In the material below, find each line holding the string "data" and copy it.
** start Input records **
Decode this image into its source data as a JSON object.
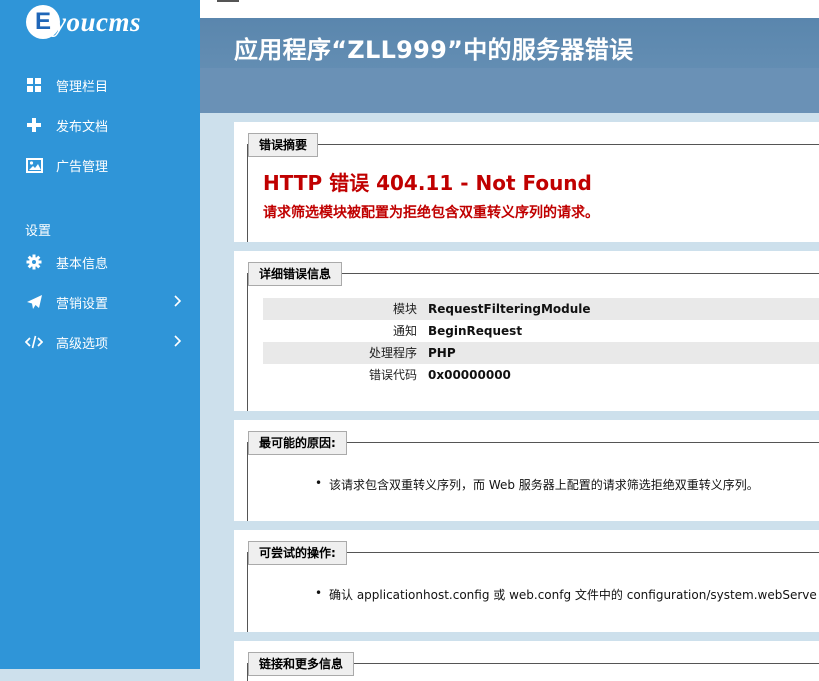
{
  "sidebar": {
    "logo_text": "youcms",
    "logo_letter": "E",
    "nav": [
      {
        "label": "管理栏目",
        "icon": "grid-icon"
      },
      {
        "label": "发布文档",
        "icon": "plus-icon"
      },
      {
        "label": "广告管理",
        "icon": "image-icon"
      }
    ],
    "section_label": "设置",
    "settings": [
      {
        "label": "基本信息",
        "icon": "gear-icon"
      },
      {
        "label": "营销设置",
        "icon": "paper-plane-icon"
      },
      {
        "label": "高级选项",
        "icon": "code-icon"
      }
    ]
  },
  "header": {
    "title": "应用程序“ZLL999”中的服务器错误"
  },
  "summary": {
    "legend": "错误摘要",
    "title": "HTTP 错误 404.11 - Not Found",
    "message": "请求筛选模块被配置为拒绝包含双重转义序列的请求。"
  },
  "details": {
    "legend": "详细错误信息",
    "rows": [
      {
        "key": "模块",
        "value": "RequestFilteringModule"
      },
      {
        "key": "通知",
        "value": "BeginRequest"
      },
      {
        "key": "处理程序",
        "value": "PHP"
      },
      {
        "key": "错误代码",
        "value": "0x00000000"
      }
    ]
  },
  "causes": {
    "legend": "最可能的原因:",
    "items": [
      "该请求包含双重转义序列，而 Web 服务器上配置的请求筛选拒绝双重转义序列。"
    ]
  },
  "actions": {
    "legend": "可尝试的操作:",
    "items": [
      "确认 applicationhost.config 或 web.confg 文件中的 configuration/system.webServe"
    ]
  },
  "links": {
    "legend": "链接和更多信息"
  },
  "colors": {
    "sidebar": "#2f95d8",
    "header": "#5a86ad",
    "error": "#c00000",
    "background": "#cde0ec"
  }
}
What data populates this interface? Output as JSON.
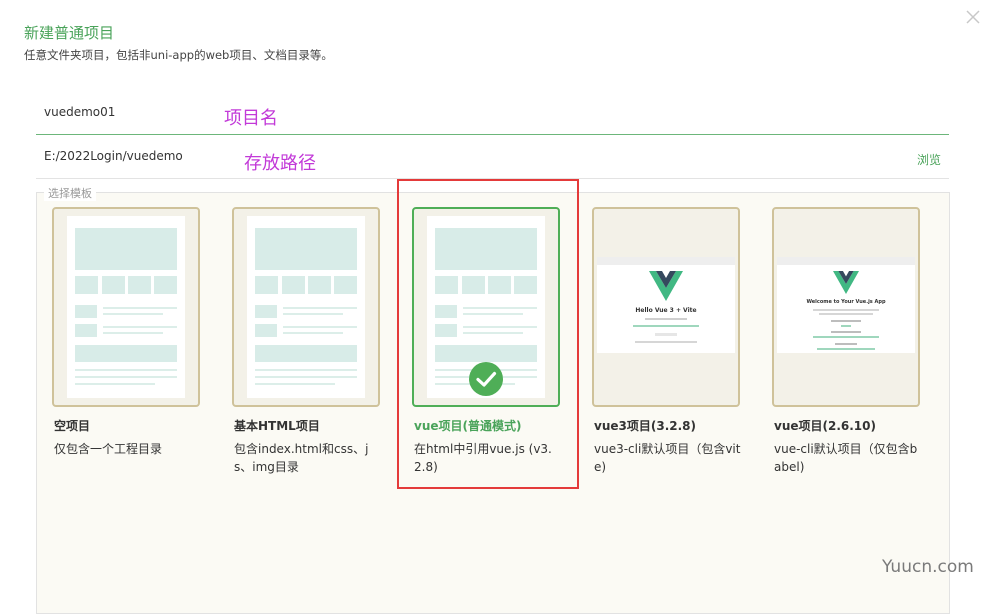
{
  "dialog": {
    "title": "新建普通项目",
    "subtitle": "任意文件夹项目，包括非uni-app的web项目、文档目录等。"
  },
  "project_name": {
    "value": "vuedemo01",
    "annotation": "项目名"
  },
  "project_path": {
    "value": "E:/2022Login/vuedemo",
    "annotation": "存放路径",
    "browse_label": "浏览"
  },
  "templates": {
    "legend": "选择模板",
    "items": [
      {
        "title": "空项目",
        "desc": "仅包含一个工程目录",
        "selected": false,
        "preview": "layout"
      },
      {
        "title": "基本HTML项目",
        "desc": "包含index.html和css、js、img目录",
        "selected": false,
        "preview": "layout"
      },
      {
        "title": "vue项目(普通模式)",
        "desc": "在html中引用vue.js (v3.2.8)",
        "selected": true,
        "preview": "layout"
      },
      {
        "title": "vue3项目(3.2.8)",
        "desc": "vue3-cli默认项目（包含vite)",
        "selected": false,
        "preview": "vue-logo"
      },
      {
        "title": "vue项目(2.6.10)",
        "desc": "vue-cli默认项目（仅包含babel)",
        "selected": false,
        "preview": "vue-logo"
      }
    ]
  },
  "vue3_preview": {
    "heading": "Hello Vue 3 + Vite"
  },
  "vue2_preview": {
    "heading": "Welcome to Your Vue.js App"
  },
  "colors": {
    "accent": "#4aa35a",
    "selected_border": "#4fae57",
    "card_border": "#cfc29a",
    "highlight": "#e43a3a",
    "annotation": "#c23ad8"
  },
  "watermark": "Yuucn.com"
}
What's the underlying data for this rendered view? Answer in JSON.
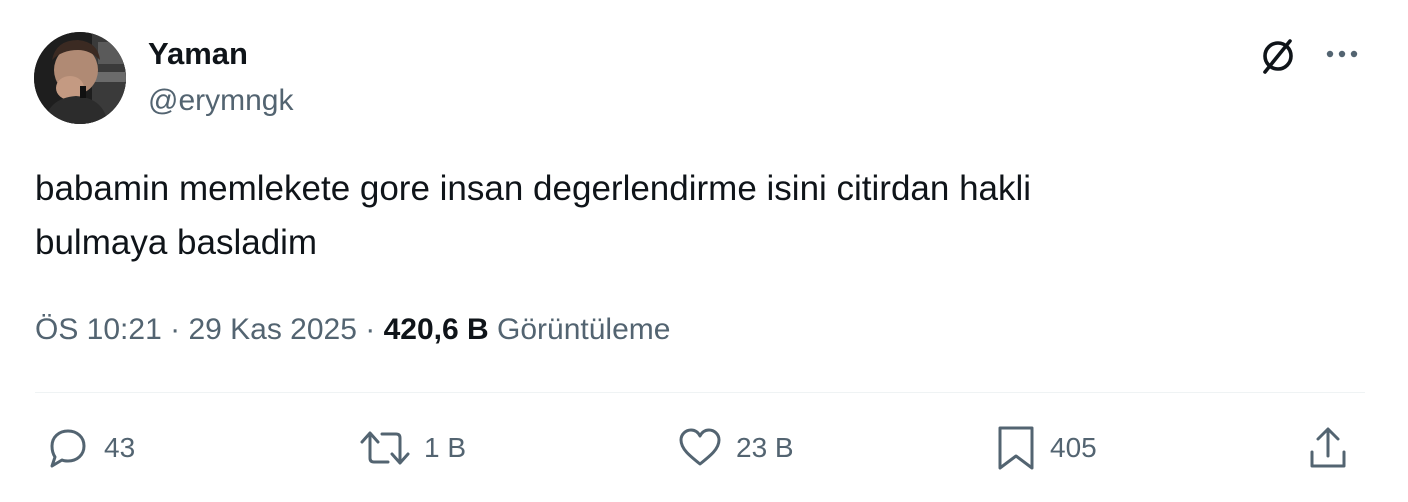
{
  "author": {
    "display_name": "Yaman",
    "handle": "@erymngk"
  },
  "tweet": {
    "text_line1": "babamin memlekete gore insan degerlendirme isini citirdan hakli",
    "text_line2": "bulmaya basladim"
  },
  "meta": {
    "time": "ÖS 10:21",
    "separator": " · ",
    "date": "29 Kas 2025",
    "views_count": "420,6 B",
    "views_label": "Görüntüleme"
  },
  "actions": {
    "replies": "43",
    "reposts": "1 B",
    "likes": "23 B",
    "bookmarks": "405"
  },
  "icons": {
    "header": [
      "grok-icon",
      "more-icon"
    ],
    "actions": [
      "reply-icon",
      "repost-icon",
      "like-icon",
      "bookmark-icon",
      "share-icon"
    ]
  },
  "colors": {
    "text_primary": "#0f1419",
    "text_secondary": "#536471",
    "divider": "#eff3f4"
  }
}
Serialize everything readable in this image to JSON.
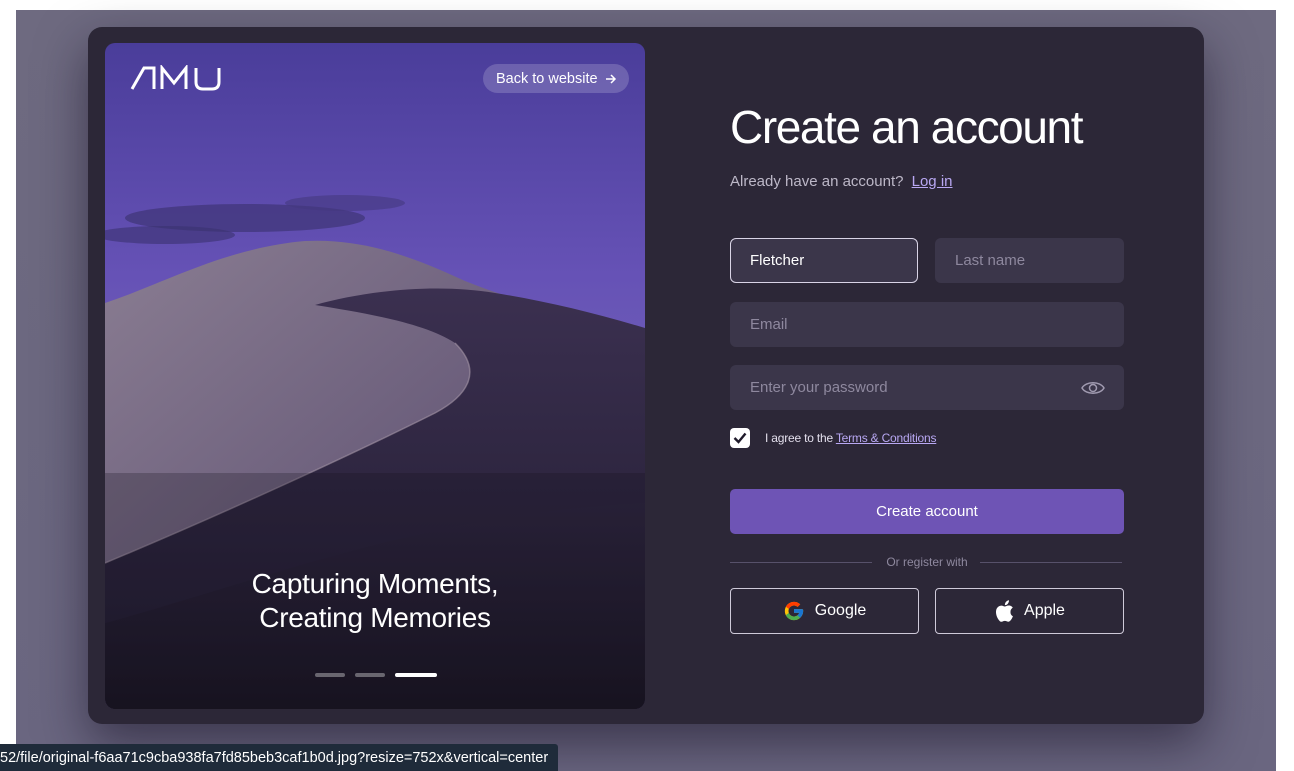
{
  "brand": {
    "logo_text": "AMU"
  },
  "hero": {
    "back_link": "Back to website",
    "tagline_line1": "Capturing Moments,",
    "tagline_line2": "Creating Memories",
    "carousel_active_index": 3,
    "carousel_count": 3
  },
  "form": {
    "title": "Create an account",
    "have_account": "Already have an account?",
    "login_link": "Log in",
    "first_name_value": "Fletcher",
    "last_name_placeholder": "Last name",
    "email_placeholder": "Email",
    "password_placeholder": "Enter your password",
    "agree_prefix": "I agree to the",
    "terms_link": "Terms & Conditions",
    "agree_checked": true,
    "submit_label": "Create account",
    "divider_text": "Or register with",
    "google_label": "Google",
    "apple_label": "Apple"
  },
  "colors": {
    "card_bg": "#2c2737",
    "field_bg": "#3b364a",
    "accent": "#6e54b5",
    "link": "#b9a8f3"
  },
  "status_bar": {
    "url": "52/file/original-f6aa71c9cba938fa7fd85beb3caf1b0d.jpg?resize=752x&vertical=center"
  }
}
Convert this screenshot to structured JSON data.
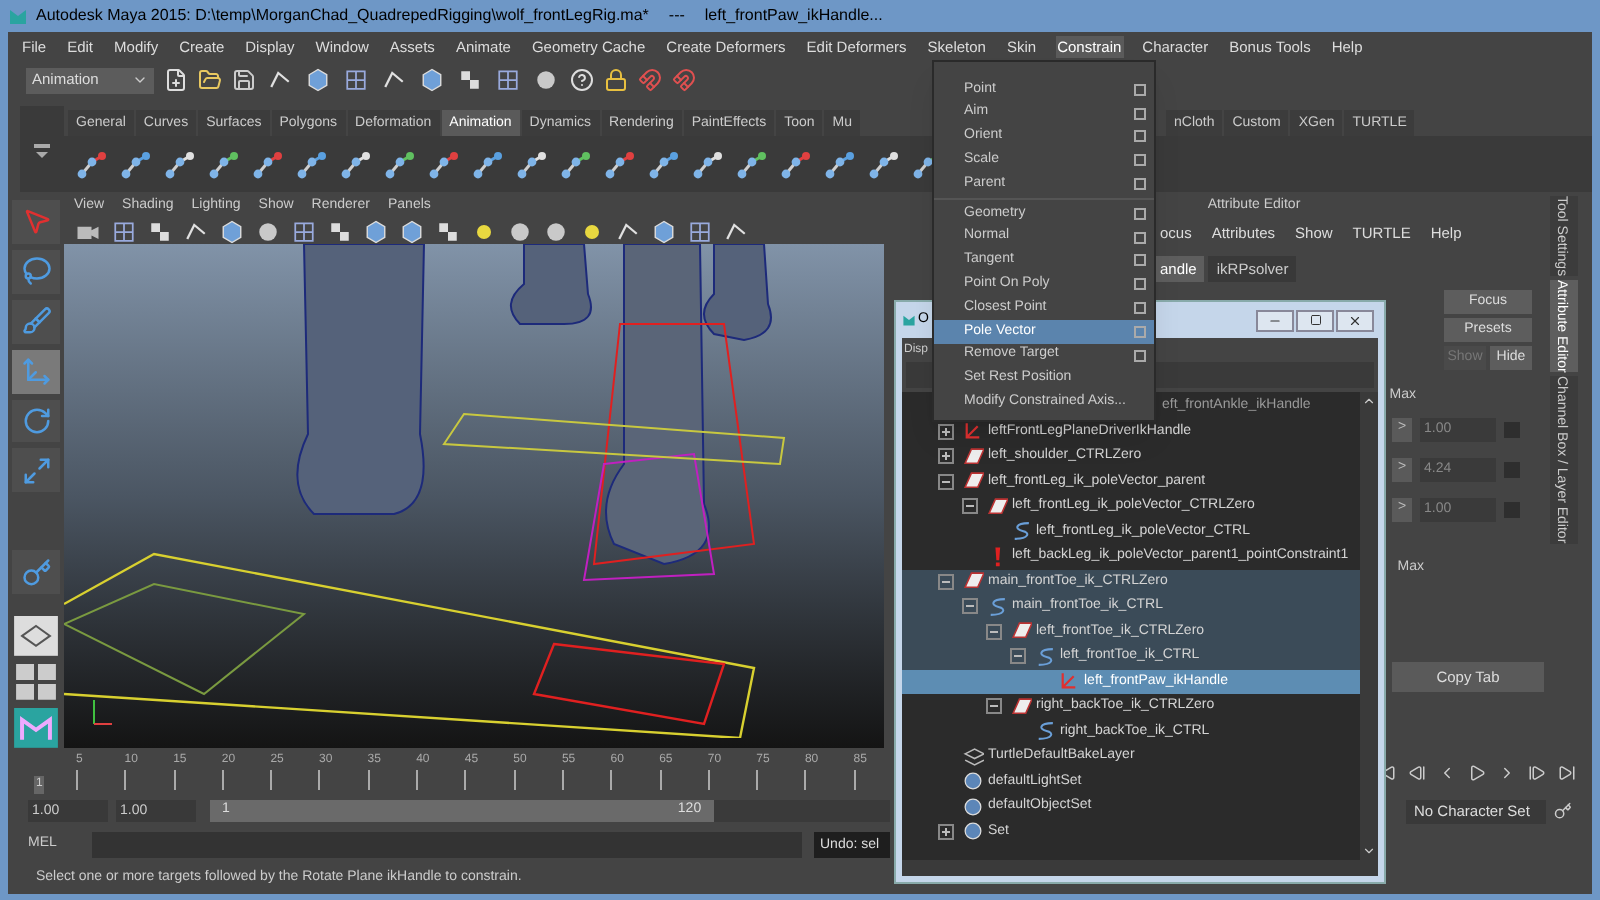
{
  "window": {
    "title": "Autodesk Maya 2015: D:\\temp\\MorganChad_QuadrepedRigging\\wolf_frontLegRig.ma*",
    "separator": "---",
    "selection": "left_frontPaw_ikHandle..."
  },
  "menu_bar": [
    {
      "label": "File",
      "selected": false
    },
    {
      "label": "Edit",
      "selected": false
    },
    {
      "label": "Modify",
      "selected": false
    },
    {
      "label": "Create",
      "selected": false
    },
    {
      "label": "Display",
      "selected": false
    },
    {
      "label": "Window",
      "selected": false
    },
    {
      "label": "Assets",
      "selected": false
    },
    {
      "label": "Animate",
      "selected": false
    },
    {
      "label": "Geometry Cache",
      "selected": false
    },
    {
      "label": "Create Deformers",
      "selected": false
    },
    {
      "label": "Edit Deformers",
      "selected": false
    },
    {
      "label": "Skeleton",
      "selected": false
    },
    {
      "label": "Skin",
      "selected": false
    },
    {
      "label": "Constrain",
      "selected": true
    },
    {
      "label": "Character",
      "selected": false
    },
    {
      "label": "Bonus Tools",
      "selected": false
    },
    {
      "label": "Help",
      "selected": false
    }
  ],
  "menu_set": "Animation",
  "shelf_tabs": [
    {
      "label": "General",
      "selected": false
    },
    {
      "label": "Curves",
      "selected": false
    },
    {
      "label": "Surfaces",
      "selected": false
    },
    {
      "label": "Polygons",
      "selected": false
    },
    {
      "label": "Deformation",
      "selected": false
    },
    {
      "label": "Animation",
      "selected": true
    },
    {
      "label": "Dynamics",
      "selected": false
    },
    {
      "label": "Rendering",
      "selected": false
    },
    {
      "label": "PaintEffects",
      "selected": false
    },
    {
      "label": "Toon",
      "selected": false
    },
    {
      "label": "Mu",
      "selected": false
    },
    {
      "label": "nCloth",
      "selected": false
    },
    {
      "label": "Custom",
      "selected": false
    },
    {
      "label": "XGen",
      "selected": false
    },
    {
      "label": "TURTLE",
      "selected": false
    }
  ],
  "toolbox": [
    {
      "kind": "select",
      "selected": false
    },
    {
      "kind": "lasso",
      "selected": false
    },
    {
      "kind": "paint",
      "selected": false
    },
    {
      "kind": "move",
      "selected": true
    },
    {
      "kind": "rotate",
      "selected": false
    },
    {
      "kind": "scale",
      "selected": false
    },
    {
      "kind": "ik",
      "selected": false
    }
  ],
  "viewport": {
    "menu": [
      "View",
      "Shading",
      "Lighting",
      "Show",
      "Renderer",
      "Panels"
    ]
  },
  "constrain_menu": {
    "sections": [
      [
        {
          "label": "Point",
          "option_box": true,
          "selected": false
        },
        {
          "label": "Aim",
          "option_box": true,
          "selected": false
        },
        {
          "label": "Orient",
          "option_box": true,
          "selected": false
        },
        {
          "label": "Scale",
          "option_box": true,
          "selected": false
        },
        {
          "label": "Parent",
          "option_box": true,
          "selected": false
        }
      ],
      [
        {
          "label": "Geometry",
          "option_box": true,
          "selected": false
        },
        {
          "label": "Normal",
          "option_box": true,
          "selected": false
        },
        {
          "label": "Tangent",
          "option_box": true,
          "selected": false
        },
        {
          "label": "Point On Poly",
          "option_box": true,
          "selected": false
        },
        {
          "label": "Closest Point",
          "option_box": true,
          "selected": false
        },
        {
          "label": "Pole Vector",
          "option_box": true,
          "selected": true
        },
        {
          "label": "Remove Target",
          "option_box": true,
          "selected": false
        },
        {
          "label": "Set Rest Position",
          "option_box": false,
          "selected": false
        },
        {
          "label": "Modify Constrained Axis...",
          "option_box": false,
          "selected": false
        }
      ]
    ]
  },
  "attribute_editor": {
    "title": "Attribute Editor",
    "menu": [
      "ocus",
      "Attributes",
      "Show",
      "TURTLE",
      "Help"
    ],
    "tabs": [
      {
        "label": "andle",
        "selected": true
      },
      {
        "label": "ikRPsolver",
        "selected": false
      }
    ],
    "buttons": [
      {
        "label": "Focus",
        "disabled": false
      },
      {
        "label": "Presets",
        "disabled": false
      },
      {
        "label": "Show",
        "disabled": true
      },
      {
        "label": "Hide",
        "disabled": false
      }
    ],
    "max_header": "Max",
    "fields": [
      {
        "button": ">",
        "value": "1.00"
      },
      {
        "button": ">",
        "value": "4.24"
      },
      {
        "button": ">",
        "value": "1.00"
      }
    ],
    "max_header_2": "Max",
    "copy_tab": "Copy Tab"
  },
  "side_tabs": [
    {
      "label": "Tool Settings",
      "selected": false
    },
    {
      "label": "Attribute Editor",
      "selected": true
    },
    {
      "label": "Channel Box / Layer Editor",
      "selected": false
    }
  ],
  "outliner": {
    "title": "O",
    "menu": [
      "Disp"
    ],
    "partial_row": "eft_frontAnkle_ikHandle",
    "nodes": [
      {
        "label": "leftFrontLegPlaneDriverIkHandle",
        "kind": "ikhandle",
        "expanded": false,
        "selected": false,
        "highlighted": false
      },
      {
        "label": "left_shoulder_CTRLZero",
        "kind": "transform",
        "expanded": false,
        "selected": false,
        "highlighted": false
      },
      {
        "label": "left_frontLeg_ik_poleVector_parent",
        "kind": "transform",
        "expanded": true,
        "selected": false,
        "highlighted": false,
        "children": [
          {
            "label": "left_frontLeg_ik_poleVector_CTRLZero",
            "kind": "transform",
            "expanded": true,
            "selected": false,
            "highlighted": false,
            "children": [
              {
                "label": "left_frontLeg_ik_poleVector_CTRL",
                "kind": "curve",
                "selected": false,
                "highlighted": false
              }
            ]
          },
          {
            "label": "left_backLeg_ik_poleVector_parent1_pointConstraint1",
            "kind": "constraint",
            "selected": false,
            "highlighted": false
          }
        ]
      },
      {
        "label": "main_frontToe_ik_CTRLZero",
        "kind": "transform",
        "expanded": true,
        "selected": false,
        "highlighted": true,
        "children": [
          {
            "label": "main_frontToe_ik_CTRL",
            "kind": "curve",
            "expanded": true,
            "selected": false,
            "highlighted": true,
            "children": [
              {
                "label": "left_frontToe_ik_CTRLZero",
                "kind": "transform",
                "expanded": true,
                "selected": false,
                "highlighted": true,
                "children": [
                  {
                    "label": "left_frontToe_ik_CTRL",
                    "kind": "curve",
                    "expanded": true,
                    "selected": false,
                    "highlighted": true,
                    "children": [
                      {
                        "label": "left_frontPaw_ikHandle",
                        "kind": "ikhandle",
                        "selected": true,
                        "highlighted": true
                      }
                    ]
                  }
                ]
              },
              {
                "label": "right_backToe_ik_CTRLZero",
                "kind": "transform",
                "expanded": true,
                "selected": false,
                "highlighted": false,
                "children": [
                  {
                    "label": "right_backToe_ik_CTRL",
                    "kind": "curve",
                    "selected": false,
                    "highlighted": false
                  }
                ]
              }
            ]
          }
        ]
      },
      {
        "label": "TurtleDefaultBakeLayer",
        "kind": "layer",
        "selected": false,
        "highlighted": false
      },
      {
        "label": "defaultLightSet",
        "kind": "set",
        "selected": false,
        "highlighted": false
      },
      {
        "label": "defaultObjectSet",
        "kind": "set",
        "selected": false,
        "highlighted": false
      },
      {
        "label": "Set",
        "kind": "set",
        "expanded": false,
        "selected": false,
        "highlighted": false
      }
    ]
  },
  "time_slider": {
    "level": 0,
    "ticks": [
      "5",
      "10",
      "15",
      "20",
      "25",
      "30",
      "35",
      "40",
      "45",
      "50",
      "55",
      "60",
      "65",
      "70",
      "75",
      "80",
      "85"
    ],
    "current_frame": "1"
  },
  "range_slider": {
    "level": 0.74,
    "start": "1.00",
    "playback_start": "1.00",
    "min": "1",
    "max": "120"
  },
  "character_set": "No Character Set",
  "command_line": {
    "label": "MEL",
    "result": "Undo: sel"
  },
  "help_line": "Select one or more targets followed by the Rotate Plane ikHandle to constrain."
}
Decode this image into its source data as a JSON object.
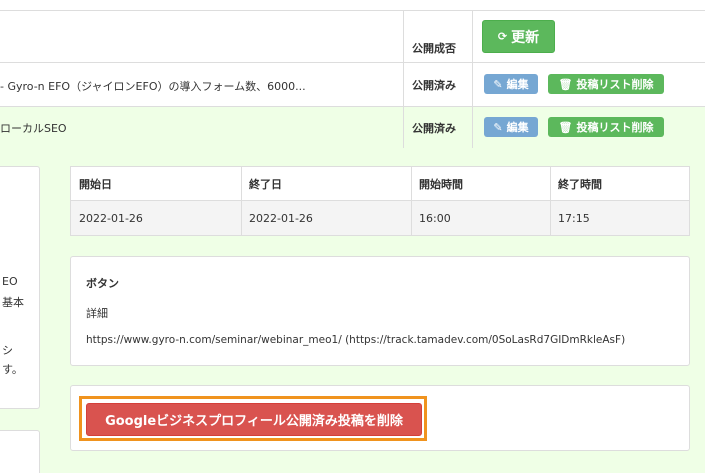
** end Input records **
● Task solution
Decode this image into its source data as a JSON object.
What data populates this interface? Output as JSON.
What's the underlying data for this rendered view? Answer in JSON.
Convert this screenshot to structured JSON data.
Decode this image into its source data as a JSON object.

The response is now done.